◆ What this task involves:
Quote each record exactly, please, leaving none out.

-- Input material start --

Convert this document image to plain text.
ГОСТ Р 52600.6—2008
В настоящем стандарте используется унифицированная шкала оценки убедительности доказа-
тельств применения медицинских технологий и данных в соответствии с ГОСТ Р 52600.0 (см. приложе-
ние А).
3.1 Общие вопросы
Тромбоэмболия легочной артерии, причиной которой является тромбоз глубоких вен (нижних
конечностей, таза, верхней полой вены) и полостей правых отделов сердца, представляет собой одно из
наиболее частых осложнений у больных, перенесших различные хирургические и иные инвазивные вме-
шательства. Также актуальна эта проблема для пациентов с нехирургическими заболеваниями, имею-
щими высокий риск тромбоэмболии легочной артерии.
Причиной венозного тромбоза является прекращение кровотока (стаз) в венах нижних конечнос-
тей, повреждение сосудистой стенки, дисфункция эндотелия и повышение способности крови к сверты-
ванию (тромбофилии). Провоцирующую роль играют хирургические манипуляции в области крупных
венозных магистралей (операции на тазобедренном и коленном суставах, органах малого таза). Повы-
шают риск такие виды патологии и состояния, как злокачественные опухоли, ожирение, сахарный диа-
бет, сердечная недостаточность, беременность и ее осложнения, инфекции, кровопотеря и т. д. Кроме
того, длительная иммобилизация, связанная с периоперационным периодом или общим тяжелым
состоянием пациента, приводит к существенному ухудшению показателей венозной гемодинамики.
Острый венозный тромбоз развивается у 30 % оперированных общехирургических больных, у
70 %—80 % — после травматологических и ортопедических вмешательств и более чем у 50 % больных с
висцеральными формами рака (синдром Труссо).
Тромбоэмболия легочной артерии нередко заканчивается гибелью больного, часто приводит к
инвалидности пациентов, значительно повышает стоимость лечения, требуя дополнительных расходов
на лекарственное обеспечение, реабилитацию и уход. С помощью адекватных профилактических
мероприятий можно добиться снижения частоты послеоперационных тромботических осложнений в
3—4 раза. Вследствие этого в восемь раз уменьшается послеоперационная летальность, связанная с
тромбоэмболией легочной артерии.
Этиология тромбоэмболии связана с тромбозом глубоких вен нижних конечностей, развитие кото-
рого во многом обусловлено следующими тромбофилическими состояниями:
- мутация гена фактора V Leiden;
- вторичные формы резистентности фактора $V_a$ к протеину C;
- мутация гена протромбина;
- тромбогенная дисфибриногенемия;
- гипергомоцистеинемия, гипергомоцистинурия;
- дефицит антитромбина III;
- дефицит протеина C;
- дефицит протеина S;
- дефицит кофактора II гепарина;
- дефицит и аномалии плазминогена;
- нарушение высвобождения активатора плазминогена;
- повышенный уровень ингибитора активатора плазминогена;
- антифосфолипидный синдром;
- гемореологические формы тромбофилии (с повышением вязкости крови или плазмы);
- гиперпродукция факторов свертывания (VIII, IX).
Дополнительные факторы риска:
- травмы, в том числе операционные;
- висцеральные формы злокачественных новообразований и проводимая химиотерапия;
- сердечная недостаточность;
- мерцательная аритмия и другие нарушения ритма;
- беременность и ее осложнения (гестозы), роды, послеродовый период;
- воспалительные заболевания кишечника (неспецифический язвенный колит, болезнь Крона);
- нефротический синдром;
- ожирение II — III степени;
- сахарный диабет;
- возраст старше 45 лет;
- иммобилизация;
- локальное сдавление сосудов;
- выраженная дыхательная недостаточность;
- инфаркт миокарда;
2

-- Input material end --

◆ Solved exercise:
Convert this document image to plain text.
ГОСТ Р 52600.6—2008
В настоящем стандарте используется унифицированная шкала оценки убедительности доказа-
тельств применения медицинских технологий и данных в соответствии с ГОСТ Р 52600.0 (см. приложе-
ние А).
3.1 Общие вопросы
Тромбоэмболия легочной артерии, причиной которой является тромбоз глубоких вен (нижних
конечностей, таза, верхней полой вены) и полостей правых отделов сердца, представляет собой одно из
наиболее частых осложнений у больных, перенесших различные хирургические и иные инвазивные вме-
шательства. Также актуальна эта проблема для пациентов с нехирургическими заболеваниями, имею-
щими высокий риск тромбоэмболии легочной артерии.
Причиной венозного тромбоза является прекращение кровотока (стаз) в венах нижних конечнос-
тей, повреждение сосудистой стенки, дисфункция эндотелия и повышение способности крови к сверты-
ванию (тромбофилии). Провоцирующую роль играют хирургические манипуляции в области крупных
венозных магистралей (операции на тазобедренном и коленном суставах, органах малого таза). Повы-
шают риск такие виды патологии и состояния, как злокачественные опухоли, ожирение, сахарный диа-
бет, сердечная недостаточность, беременность и ее осложнения, инфекции, кровопотеря и т. д. Кроме
того, длительная иммобилизация, связанная с периоперационным периодом или общим тяжелым
состоянием пациента, приводит к существенному ухудшению показателей венозной гемодинамики.
Острый венозный тромбоз развивается у 30 % оперированных общехирургических больных, у
70 %—80 % — после травматологических и ортопедических вмешательств и более чем у 50 % больных с
висцеральными формами рака (синдром Труссо).
Тромбоэмболия легочной артерии нередко заканчивается гибелью больного, часто приводит к
инвалидности пациентов, значительно повышает стоимость лечения, требуя дополнительных расходов
на лекарственное обеспечение, реабилитацию и уход. С помощью адекватных профилактических
мероприятий можно добиться снижения частоты послеоперационных тромботических осложнений в
3—4 раза. Вследствие этого в восемь раз уменьшается послеоперационная летальность, связанная с
тромбоэмболией легочной артерии.
Этиология тромбоэмболии связана с тромбозом глубоких вен нижних конечностей, развитие кото-
рого во многом обусловлено следующими тромбофилическими состояниями:
- мутация гена фактора V Leiden;
- вторичные формы резистентности фактора $V_a$ к протеину C;
- мутация гена протромбина;
- тромбогенная дисфибриногенемия;
- гипергомоцистеинемия, гипергомоцистинурия;
- дефицит антитромбина III;
- дефицит протеина C;
- дефицит протеина S;
- дефицит кофактора II гепарина;
- дефицит и аномалии плазминогена;
- нарушение высвобождения активатора плазминогена;
- повышенный уровень ингибитора активатора плазминогена;
- антифосфолипидный синдром;
- гемореологические формы тромбофилии (с повышением вязкости крови или плазмы);
- гиперпродукция факторов свертывания (VIII, IX).
Дополнительные факторы риска:
- травмы, в том числе операционные;
- висцеральные формы злокачественных новообразований и проводимая химиотерапия;
- сердечная недостаточность;
- мерцательная аритмия и другие нарушения ритма;
- беременность и ее осложнения (гестозы), роды, послеродовый период;
- воспалительные заболевания кишечника (неспецифический язвенный колит, болезнь Крона);
- нефротический синдром;
- ожирение II — III степени;
- сахарный диабет;
- возраст старше 45 лет;
- иммобилизация;
- локальное сдавление сосудов;
- выраженная дыхательная недостаточность;
- инфаркт миокарда;
2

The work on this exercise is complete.